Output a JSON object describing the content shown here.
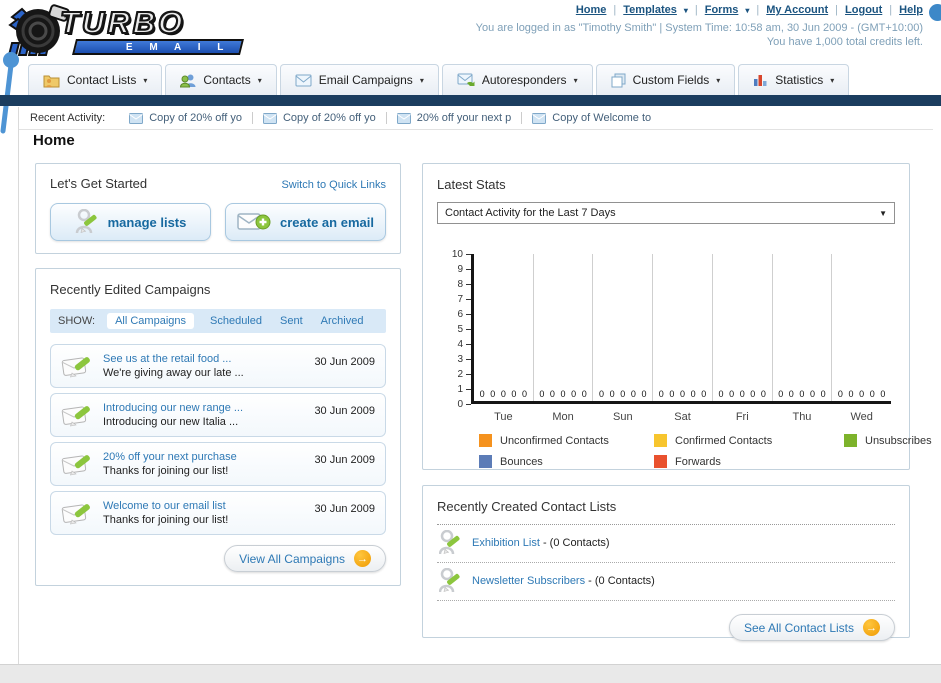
{
  "brand": {
    "top": "TURBO",
    "bottom": "E M A I L"
  },
  "icons": {
    "caret_down": "▾",
    "caret_select": "▼",
    "arrow_right": "→"
  },
  "header": {
    "separator": "|",
    "links": [
      {
        "label": "Home"
      },
      {
        "label": "Templates",
        "dropdown": true
      },
      {
        "label": "Forms",
        "dropdown": true
      },
      {
        "label": "My Account"
      },
      {
        "label": "Logout"
      },
      {
        "label": "Help"
      }
    ],
    "login_line": "You are logged in as \"Timothy Smith\" | System Time: 10:58 am, 30 Jun 2009 - (GMT+10:00)",
    "credits_line": "You have 1,000 total credits left."
  },
  "tabs": [
    {
      "label": "Contact Lists"
    },
    {
      "label": "Contacts"
    },
    {
      "label": "Email Campaigns"
    },
    {
      "label": "Autoresponders"
    },
    {
      "label": "Custom Fields"
    },
    {
      "label": "Statistics"
    }
  ],
  "recent_activity": {
    "label": "Recent Activity:",
    "items": [
      {
        "label": "Copy of 20% off yo"
      },
      {
        "label": "Copy of 20% off yo"
      },
      {
        "label": "20% off your next p"
      },
      {
        "label": "Copy of Welcome to"
      }
    ]
  },
  "page_title": "Home",
  "get_started": {
    "title": "Let's Get Started",
    "switch_link": "Switch to Quick Links",
    "manage_lists_label": "manage lists",
    "create_email_label": "create an email"
  },
  "campaigns": {
    "title": "Recently Edited Campaigns",
    "show_label": "SHOW:",
    "filters": [
      {
        "label": "All Campaigns",
        "active": true
      },
      {
        "label": "Scheduled"
      },
      {
        "label": "Sent"
      },
      {
        "label": "Archived"
      }
    ],
    "items": [
      {
        "title": "See us at the retail food ...",
        "subtitle": "We're giving away our late ...",
        "date": "30 Jun 2009"
      },
      {
        "title": "Introducing our new range ...",
        "subtitle": "Introducing our new Italia ...",
        "date": "30 Jun 2009"
      },
      {
        "title": "20% off your next purchase",
        "subtitle": "Thanks for joining our list!",
        "date": "30 Jun 2009"
      },
      {
        "title": "Welcome to our email list",
        "subtitle": "Thanks for joining our list!",
        "date": "30 Jun 2009"
      }
    ],
    "view_all_label": "View All Campaigns"
  },
  "stats": {
    "title": "Latest Stats",
    "dropdown_value": "Contact Activity for the Last 7 Days",
    "chart_data": {
      "type": "bar",
      "title": "Contact Activity for the Last 7 Days",
      "categories": [
        "Tue",
        "Mon",
        "Sun",
        "Sat",
        "Fri",
        "Thu",
        "Wed"
      ],
      "series": [
        {
          "name": "Unconfirmed Contacts",
          "color": "#F5921E",
          "values": [
            0,
            0,
            0,
            0,
            0,
            0,
            0
          ]
        },
        {
          "name": "Confirmed Contacts",
          "color": "#F7C52E",
          "values": [
            0,
            0,
            0,
            0,
            0,
            0,
            0
          ]
        },
        {
          "name": "Unsubscribes",
          "color": "#7DB32B",
          "values": [
            0,
            0,
            0,
            0,
            0,
            0,
            0
          ]
        },
        {
          "name": "Bounces",
          "color": "#5C7CB7",
          "values": [
            0,
            0,
            0,
            0,
            0,
            0,
            0
          ]
        },
        {
          "name": "Forwards",
          "color": "#E9512E",
          "values": [
            0,
            0,
            0,
            0,
            0,
            0,
            0
          ]
        }
      ],
      "ylim": [
        0,
        10
      ],
      "y_ticks": [
        10,
        9,
        8,
        7,
        6,
        5,
        4,
        3,
        2,
        1,
        0
      ],
      "grid": true,
      "legend_position": "bottom"
    }
  },
  "contact_lists": {
    "title": "Recently Created Contact Lists",
    "items": [
      {
        "name": "Exhibition List",
        "count_text": "- (0 Contacts)"
      },
      {
        "name": "Newsletter Subscribers",
        "count_text": "- (0 Contacts)"
      }
    ],
    "see_all_label": "See All Contact Lists"
  }
}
·····
_Problem requirements_.
Print each entry shown above with exact wording and no pictures.

_Solution to this task_.
Output a JSON object describing the content shown here.
{
  "brand": {
    "top": "TURBO",
    "bottom": "E M A I L"
  },
  "icons": {
    "caret_down": "▾",
    "caret_select": "▼",
    "arrow_right": "→"
  },
  "header": {
    "separator": "|",
    "links": [
      {
        "label": "Home"
      },
      {
        "label": "Templates",
        "dropdown": true
      },
      {
        "label": "Forms",
        "dropdown": true
      },
      {
        "label": "My Account"
      },
      {
        "label": "Logout"
      },
      {
        "label": "Help"
      }
    ],
    "login_line": "You are logged in as \"Timothy Smith\" | System Time: 10:58 am, 30 Jun 2009 - (GMT+10:00)",
    "credits_line": "You have 1,000 total credits left."
  },
  "tabs": [
    {
      "label": "Contact Lists"
    },
    {
      "label": "Contacts"
    },
    {
      "label": "Email Campaigns"
    },
    {
      "label": "Autoresponders"
    },
    {
      "label": "Custom Fields"
    },
    {
      "label": "Statistics"
    }
  ],
  "recent_activity": {
    "label": "Recent Activity:",
    "items": [
      {
        "label": "Copy of 20% off yo"
      },
      {
        "label": "Copy of 20% off yo"
      },
      {
        "label": "20% off your next p"
      },
      {
        "label": "Copy of Welcome to"
      }
    ]
  },
  "page_title": "Home",
  "get_started": {
    "title": "Let's Get Started",
    "switch_link": "Switch to Quick Links",
    "manage_lists_label": "manage lists",
    "create_email_label": "create an email"
  },
  "campaigns": {
    "title": "Recently Edited Campaigns",
    "show_label": "SHOW:",
    "filters": [
      {
        "label": "All Campaigns",
        "active": true
      },
      {
        "label": "Scheduled"
      },
      {
        "label": "Sent"
      },
      {
        "label": "Archived"
      }
    ],
    "items": [
      {
        "title": "See us at the retail food ...",
        "subtitle": "We're giving away our late ...",
        "date": "30 Jun 2009"
      },
      {
        "title": "Introducing our new range ...",
        "subtitle": "Introducing our new Italia ...",
        "date": "30 Jun 2009"
      },
      {
        "title": "20% off your next purchase",
        "subtitle": "Thanks for joining our list!",
        "date": "30 Jun 2009"
      },
      {
        "title": "Welcome to our email list",
        "subtitle": "Thanks for joining our list!",
        "date": "30 Jun 2009"
      }
    ],
    "view_all_label": "View All Campaigns"
  },
  "stats": {
    "title": "Latest Stats",
    "dropdown_value": "Contact Activity for the Last 7 Days",
    "chart_data": {
      "type": "bar",
      "title": "Contact Activity for the Last 7 Days",
      "categories": [
        "Tue",
        "Mon",
        "Sun",
        "Sat",
        "Fri",
        "Thu",
        "Wed"
      ],
      "series": [
        {
          "name": "Unconfirmed Contacts",
          "color": "#F5921E",
          "values": [
            0,
            0,
            0,
            0,
            0,
            0,
            0
          ]
        },
        {
          "name": "Confirmed Contacts",
          "color": "#F7C52E",
          "values": [
            0,
            0,
            0,
            0,
            0,
            0,
            0
          ]
        },
        {
          "name": "Unsubscribes",
          "color": "#7DB32B",
          "values": [
            0,
            0,
            0,
            0,
            0,
            0,
            0
          ]
        },
        {
          "name": "Bounces",
          "color": "#5C7CB7",
          "values": [
            0,
            0,
            0,
            0,
            0,
            0,
            0
          ]
        },
        {
          "name": "Forwards",
          "color": "#E9512E",
          "values": [
            0,
            0,
            0,
            0,
            0,
            0,
            0
          ]
        }
      ],
      "ylim": [
        0,
        10
      ],
      "y_ticks": [
        10,
        9,
        8,
        7,
        6,
        5,
        4,
        3,
        2,
        1,
        0
      ],
      "grid": true,
      "legend_position": "bottom"
    }
  },
  "contact_lists": {
    "title": "Recently Created Contact Lists",
    "items": [
      {
        "name": "Exhibition List",
        "count_text": "- (0 Contacts)"
      },
      {
        "name": "Newsletter Subscribers",
        "count_text": "- (0 Contacts)"
      }
    ],
    "see_all_label": "See All Contact Lists"
  }
}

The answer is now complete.